Repeat each record exactly. Any picture gets left out.

--- BEGIN ---

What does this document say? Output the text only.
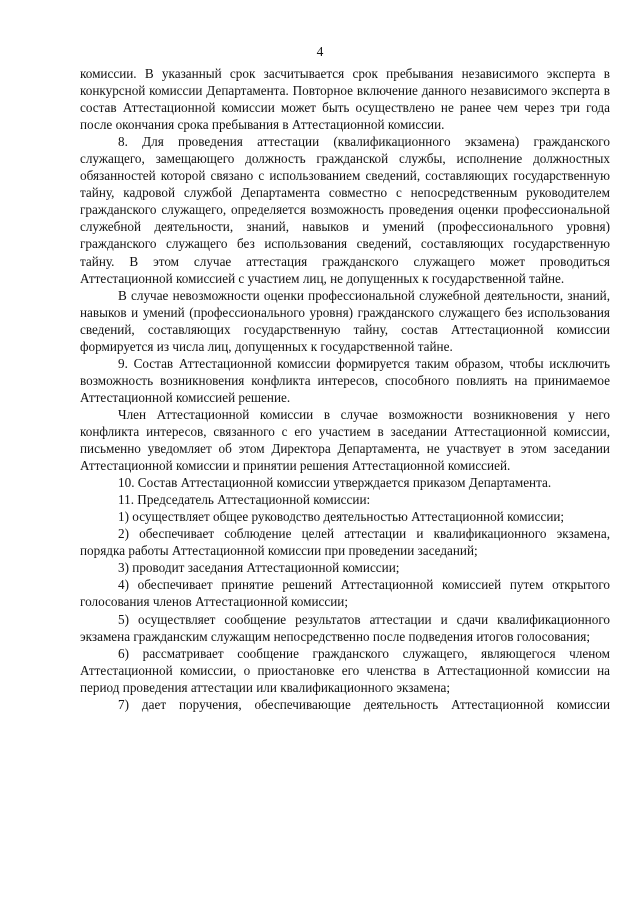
4

комиссии. В указанный срок засчитывается срок пребывания независимого эксперта в конкурсной комиссии Департамента. Повторное включение данного независимого эксперта в состав Аттестационной комиссии может быть осуществлено не ранее чем через три года после окончания срока пребывания в Аттестационной комиссии.

8. Для проведения аттестации (квалификационного экзамена) гражданского служащего, замещающего должность гражданской службы, исполнение должностных обязанностей которой связано с использованием сведений, составляющих государственную тайну, кадровой службой Департамента совместно с непосредственным руководителем гражданского служащего, определяется возможность проведения оценки профессиональной служебной деятельности, знаний, навыков и умений (профессионального уровня) гражданского служащего без использования сведений, составляющих государственную тайну. В этом случае аттестация гражданского служащего может проводиться Аттестационной комиссией с участием лиц, не допущенных к государственной тайне.

В случае невозможности оценки профессиональной служебной деятельности, знаний, навыков и умений (профессионального уровня) гражданского служащего без использования сведений, составляющих государственную тайну, состав Аттестационной комиссии формируется из числа лиц, допущенных к государственной тайне.

9. Состав Аттестационной комиссии формируется таким образом, чтобы исключить возможность возникновения конфликта интересов, способного повлиять на принимаемое Аттестационной комиссией решение.

Член Аттестационной комиссии в случае возможности возникновения у него конфликта интересов, связанного с его участием в заседании Аттестационной комиссии, письменно уведомляет об этом Директора Департамента, не участвует в этом заседании Аттестационной комиссии и принятии решения Аттестационной комиссией.

10. Состав Аттестационной комиссии утверждается приказом Департамента.

11. Председатель Аттестационной комиссии:

1) осуществляет общее руководство деятельностью Аттестационной комиссии;

2) обеспечивает соблюдение целей аттестации и квалификационного экзамена, порядка работы Аттестационной комиссии при проведении заседаний;

3) проводит заседания Аттестационной комиссии;

4) обеспечивает принятие решений Аттестационной комиссией путем открытого голосования членов Аттестационной комиссии;

5) осуществляет сообщение результатов аттестации и сдачи квалификационного экзамена гражданским служащим непосредственно после подведения итогов голосования;

6) рассматривает сообщение гражданского служащего, являющегося членом Аттестационной комиссии, о приостановке его членства в Аттестационной комиссии на период проведения аттестации или квалификационного экзамена;

7) дает поручения, обеспечивающие деятельность Аттестационной комиссии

--- END ---

ANSWER TO THIS PROBLEM »
What does this document say? Output the text only.
4

комиссии. В указанный срок засчитывается срок пребывания независимого эксперта в конкурсной комиссии Департамента. Повторное включение данного независимого эксперта в состав Аттестационной комиссии может быть осуществлено не ранее чем через три года после окончания срока пребывания в Аттестационной комиссии.

8. Для проведения аттестации (квалификационного экзамена) гражданского служащего, замещающего должность гражданской службы, исполнение должностных обязанностей которой связано с использованием сведений, составляющих государственную тайну, кадровой службой Департамента совместно с непосредственным руководителем гражданского служащего, определяется возможность проведения оценки профессиональной служебной деятельности, знаний, навыков и умений (профессионального уровня) гражданского служащего без использования сведений, составляющих государственную тайну. В этом случае аттестация гражданского служащего может проводиться Аттестационной комиссией с участием лиц, не допущенных к государственной тайне.

В случае невозможности оценки профессиональной служебной деятельности, знаний, навыков и умений (профессионального уровня) гражданского служащего без использования сведений, составляющих государственную тайну, состав Аттестационной комиссии формируется из числа лиц, допущенных к государственной тайне.

9. Состав Аттестационной комиссии формируется таким образом, чтобы исключить возможность возникновения конфликта интересов, способного повлиять на принимаемое Аттестационной комиссией решение.

Член Аттестационной комиссии в случае возможности возникновения у него конфликта интересов, связанного с его участием в заседании Аттестационной комиссии, письменно уведомляет об этом Директора Департамента, не участвует в этом заседании Аттестационной комиссии и принятии решения Аттестационной комиссией.

10. Состав Аттестационной комиссии утверждается приказом Департамента.

11. Председатель Аттестационной комиссии:

1) осуществляет общее руководство деятельностью Аттестационной комиссии;

2) обеспечивает соблюдение целей аттестации и квалификационного экзамена, порядка работы Аттестационной комиссии при проведении заседаний;

3) проводит заседания Аттестационной комиссии;

4) обеспечивает принятие решений Аттестационной комиссией путем открытого голосования членов Аттестационной комиссии;

5) осуществляет сообщение результатов аттестации и сдачи квалификационного экзамена гражданским служащим непосредственно после подведения итогов голосования;

6) рассматривает сообщение гражданского служащего, являющегося членом Аттестационной комиссии, о приостановке его членства в Аттестационной комиссии на период проведения аттестации или квалификационного экзамена;

7) дает поручения, обеспечивающие деятельность Аттестационной комиссии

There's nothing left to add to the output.